• [Written exercise]
Return the whole listing exactly as it stands.

■ ■ ■

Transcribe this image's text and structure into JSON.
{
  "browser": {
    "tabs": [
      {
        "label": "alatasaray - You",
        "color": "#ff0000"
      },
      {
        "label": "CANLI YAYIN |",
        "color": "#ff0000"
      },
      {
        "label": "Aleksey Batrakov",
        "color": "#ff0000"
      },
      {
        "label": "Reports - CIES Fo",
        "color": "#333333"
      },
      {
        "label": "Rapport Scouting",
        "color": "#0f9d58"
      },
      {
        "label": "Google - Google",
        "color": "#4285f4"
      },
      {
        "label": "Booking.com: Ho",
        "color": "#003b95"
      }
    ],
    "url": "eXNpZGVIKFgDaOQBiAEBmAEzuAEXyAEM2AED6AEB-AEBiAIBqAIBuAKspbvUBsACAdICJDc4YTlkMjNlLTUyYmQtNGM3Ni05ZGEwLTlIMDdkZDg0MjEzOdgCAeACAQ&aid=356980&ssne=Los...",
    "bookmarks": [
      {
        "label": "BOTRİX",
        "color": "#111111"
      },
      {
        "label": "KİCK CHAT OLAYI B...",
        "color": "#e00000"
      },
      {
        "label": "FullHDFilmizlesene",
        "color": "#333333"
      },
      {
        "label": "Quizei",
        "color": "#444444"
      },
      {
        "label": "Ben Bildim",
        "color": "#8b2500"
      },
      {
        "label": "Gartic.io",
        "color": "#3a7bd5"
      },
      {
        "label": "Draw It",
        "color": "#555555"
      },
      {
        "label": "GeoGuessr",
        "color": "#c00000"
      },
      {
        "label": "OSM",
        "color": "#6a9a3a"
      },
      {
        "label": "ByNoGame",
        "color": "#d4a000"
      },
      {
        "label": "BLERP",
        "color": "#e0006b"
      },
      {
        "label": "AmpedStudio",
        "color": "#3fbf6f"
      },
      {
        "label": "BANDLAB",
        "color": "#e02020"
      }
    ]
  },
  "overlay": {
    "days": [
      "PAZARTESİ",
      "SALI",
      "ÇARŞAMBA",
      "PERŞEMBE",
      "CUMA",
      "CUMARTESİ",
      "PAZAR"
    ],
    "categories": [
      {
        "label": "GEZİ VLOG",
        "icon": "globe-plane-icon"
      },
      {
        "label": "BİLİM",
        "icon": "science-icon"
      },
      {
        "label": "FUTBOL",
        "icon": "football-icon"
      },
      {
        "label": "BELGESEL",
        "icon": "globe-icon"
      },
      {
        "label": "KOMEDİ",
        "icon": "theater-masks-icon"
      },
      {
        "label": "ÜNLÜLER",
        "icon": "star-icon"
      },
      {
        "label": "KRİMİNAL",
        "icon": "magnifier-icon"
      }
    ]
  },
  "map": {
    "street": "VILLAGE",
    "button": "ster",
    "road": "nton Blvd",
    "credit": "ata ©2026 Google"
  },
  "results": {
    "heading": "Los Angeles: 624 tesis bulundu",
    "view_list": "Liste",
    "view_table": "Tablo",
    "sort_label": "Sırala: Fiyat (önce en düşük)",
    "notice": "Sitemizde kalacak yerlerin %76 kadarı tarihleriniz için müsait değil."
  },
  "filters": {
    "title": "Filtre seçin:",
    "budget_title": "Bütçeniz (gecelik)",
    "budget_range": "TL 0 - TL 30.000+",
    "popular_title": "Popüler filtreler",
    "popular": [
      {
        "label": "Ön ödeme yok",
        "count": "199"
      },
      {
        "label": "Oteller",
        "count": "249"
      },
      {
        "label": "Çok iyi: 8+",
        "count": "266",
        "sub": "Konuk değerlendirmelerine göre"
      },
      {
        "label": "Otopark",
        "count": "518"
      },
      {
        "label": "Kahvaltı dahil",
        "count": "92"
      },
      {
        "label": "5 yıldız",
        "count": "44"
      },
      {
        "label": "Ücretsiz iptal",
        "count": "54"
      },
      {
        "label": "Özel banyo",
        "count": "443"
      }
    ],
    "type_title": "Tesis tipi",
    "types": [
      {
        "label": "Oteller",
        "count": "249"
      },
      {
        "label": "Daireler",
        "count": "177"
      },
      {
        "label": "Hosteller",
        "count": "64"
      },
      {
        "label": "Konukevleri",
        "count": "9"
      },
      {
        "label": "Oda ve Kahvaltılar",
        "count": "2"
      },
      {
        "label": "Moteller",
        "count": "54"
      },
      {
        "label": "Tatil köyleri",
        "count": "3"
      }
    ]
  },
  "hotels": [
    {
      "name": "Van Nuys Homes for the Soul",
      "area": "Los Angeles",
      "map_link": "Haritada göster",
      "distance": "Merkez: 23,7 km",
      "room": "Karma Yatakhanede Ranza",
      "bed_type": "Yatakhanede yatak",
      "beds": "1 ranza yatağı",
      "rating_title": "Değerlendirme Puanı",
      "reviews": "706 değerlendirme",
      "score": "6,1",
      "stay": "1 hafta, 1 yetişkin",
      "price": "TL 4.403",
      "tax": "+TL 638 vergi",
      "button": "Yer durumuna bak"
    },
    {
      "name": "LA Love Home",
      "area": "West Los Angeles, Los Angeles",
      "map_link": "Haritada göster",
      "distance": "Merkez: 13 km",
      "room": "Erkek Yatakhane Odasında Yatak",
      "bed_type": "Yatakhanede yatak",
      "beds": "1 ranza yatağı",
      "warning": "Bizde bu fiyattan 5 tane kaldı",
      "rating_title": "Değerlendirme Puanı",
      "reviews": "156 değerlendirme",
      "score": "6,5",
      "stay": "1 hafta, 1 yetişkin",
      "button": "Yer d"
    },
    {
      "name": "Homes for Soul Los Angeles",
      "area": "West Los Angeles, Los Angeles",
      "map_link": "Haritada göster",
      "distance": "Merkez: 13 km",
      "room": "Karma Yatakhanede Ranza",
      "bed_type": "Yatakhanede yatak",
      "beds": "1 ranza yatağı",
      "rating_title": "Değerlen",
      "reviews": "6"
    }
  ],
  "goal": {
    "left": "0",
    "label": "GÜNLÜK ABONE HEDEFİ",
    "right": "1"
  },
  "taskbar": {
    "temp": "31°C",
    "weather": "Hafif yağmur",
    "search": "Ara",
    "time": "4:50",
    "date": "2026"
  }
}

■ ■ ■

• [Solved problem]
Transcribe this image's text and structure into JSON.
{
  "browser": {
    "tabs": [
      {
        "label": "alatasaray - You",
        "color": "#ff0000"
      },
      {
        "label": "CANLI YAYIN |",
        "color": "#ff0000"
      },
      {
        "label": "Aleksey Batrakov",
        "color": "#ff0000"
      },
      {
        "label": "Reports - CIES Fo",
        "color": "#333333"
      },
      {
        "label": "Rapport Scouting",
        "color": "#0f9d58"
      },
      {
        "label": "Google - Google",
        "color": "#4285f4"
      },
      {
        "label": "Booking.com: Ho",
        "color": "#003b95"
      }
    ],
    "url": "eXNpZGVIKFgDaOQBiAEBmAEzuAEXyAEM2AED6AEB-AEBiAIBqAIBuAKspbvUBsACAdICJDc4YTlkMjNlLTUyYmQtNGM3Ni05ZGEwLTlIMDdkZDg0MjEzOdgCAeACAQ&aid=356980&ssne=Los...",
    "bookmarks": [
      {
        "label": "BOTRİX",
        "color": "#111111"
      },
      {
        "label": "KİCK CHAT OLAYI B...",
        "color": "#e00000"
      },
      {
        "label": "FullHDFilmizlesene",
        "color": "#333333"
      },
      {
        "label": "Quizei",
        "color": "#444444"
      },
      {
        "label": "Ben Bildim",
        "color": "#8b2500"
      },
      {
        "label": "Gartic.io",
        "color": "#3a7bd5"
      },
      {
        "label": "Draw It",
        "color": "#555555"
      },
      {
        "label": "GeoGuessr",
        "color": "#c00000"
      },
      {
        "label": "OSM",
        "color": "#6a9a3a"
      },
      {
        "label": "ByNoGame",
        "color": "#d4a000"
      },
      {
        "label": "BLERP",
        "color": "#e0006b"
      },
      {
        "label": "AmpedStudio",
        "color": "#3fbf6f"
      },
      {
        "label": "BANDLAB",
        "color": "#e02020"
      }
    ]
  },
  "overlay": {
    "days": [
      "PAZARTESİ",
      "SALI",
      "ÇARŞAMBA",
      "PERŞEMBE",
      "CUMA",
      "CUMARTESİ",
      "PAZAR"
    ],
    "categories": [
      {
        "label": "GEZİ VLOG",
        "icon": "globe-plane-icon"
      },
      {
        "label": "BİLİM",
        "icon": "science-icon"
      },
      {
        "label": "FUTBOL",
        "icon": "football-icon"
      },
      {
        "label": "BELGESEL",
        "icon": "globe-icon"
      },
      {
        "label": "KOMEDİ",
        "icon": "theater-masks-icon"
      },
      {
        "label": "ÜNLÜLER",
        "icon": "star-icon"
      },
      {
        "label": "KRİMİNAL",
        "icon": "magnifier-icon"
      }
    ]
  },
  "map": {
    "street": "VILLAGE",
    "button": "ster",
    "road": "nton Blvd",
    "credit": "ata ©2026 Google"
  },
  "results": {
    "heading": "Los Angeles: 624 tesis bulundu",
    "view_list": "Liste",
    "view_table": "Tablo",
    "sort_label": "Sırala: Fiyat (önce en düşük)",
    "notice": "Sitemizde kalacak yerlerin %76 kadarı tarihleriniz için müsait değil."
  },
  "filters": {
    "title": "Filtre seçin:",
    "budget_title": "Bütçeniz (gecelik)",
    "budget_range": "TL 0 - TL 30.000+",
    "popular_title": "Popüler filtreler",
    "popular": [
      {
        "label": "Ön ödeme yok",
        "count": "199"
      },
      {
        "label": "Oteller",
        "count": "249"
      },
      {
        "label": "Çok iyi: 8+",
        "count": "266",
        "sub": "Konuk değerlendirmelerine göre"
      },
      {
        "label": "Otopark",
        "count": "518"
      },
      {
        "label": "Kahvaltı dahil",
        "count": "92"
      },
      {
        "label": "5 yıldız",
        "count": "44"
      },
      {
        "label": "Ücretsiz iptal",
        "count": "54"
      },
      {
        "label": "Özel banyo",
        "count": "443"
      }
    ],
    "type_title": "Tesis tipi",
    "types": [
      {
        "label": "Oteller",
        "count": "249"
      },
      {
        "label": "Daireler",
        "count": "177"
      },
      {
        "label": "Hosteller",
        "count": "64"
      },
      {
        "label": "Konukevleri",
        "count": "9"
      },
      {
        "label": "Oda ve Kahvaltılar",
        "count": "2"
      },
      {
        "label": "Moteller",
        "count": "54"
      },
      {
        "label": "Tatil köyleri",
        "count": "3"
      }
    ]
  },
  "hotels": [
    {
      "name": "Van Nuys Homes for the Soul",
      "area": "Los Angeles",
      "map_link": "Haritada göster",
      "distance": "Merkez: 23,7 km",
      "room": "Karma Yatakhanede Ranza",
      "bed_type": "Yatakhanede yatak",
      "beds": "1 ranza yatağı",
      "rating_title": "Değerlendirme Puanı",
      "reviews": "706 değerlendirme",
      "score": "6,1",
      "stay": "1 hafta, 1 yetişkin",
      "price": "TL 4.403",
      "tax": "+TL 638 vergi",
      "button": "Yer durumuna bak"
    },
    {
      "name": "LA Love Home",
      "area": "West Los Angeles, Los Angeles",
      "map_link": "Haritada göster",
      "distance": "Merkez: 13 km",
      "room": "Erkek Yatakhane Odasında Yatak",
      "bed_type": "Yatakhanede yatak",
      "beds": "1 ranza yatağı",
      "warning": "Bizde bu fiyattan 5 tane kaldı",
      "rating_title": "Değerlendirme Puanı",
      "reviews": "156 değerlendirme",
      "score": "6,5",
      "stay": "1 hafta, 1 yetişkin",
      "button": "Yer d"
    },
    {
      "name": "Homes for Soul Los Angeles",
      "area": "West Los Angeles, Los Angeles",
      "map_link": "Haritada göster",
      "distance": "Merkez: 13 km",
      "room": "Karma Yatakhanede Ranza",
      "bed_type": "Yatakhanede yatak",
      "beds": "1 ranza yatağı",
      "rating_title": "Değerlen",
      "reviews": "6"
    }
  ],
  "goal": {
    "left": "0",
    "label": "GÜNLÜK ABONE HEDEFİ",
    "right": "1"
  },
  "taskbar": {
    "temp": "31°C",
    "weather": "Hafif yağmur",
    "search": "Ara",
    "time": "4:50",
    "date": "2026"
  }
}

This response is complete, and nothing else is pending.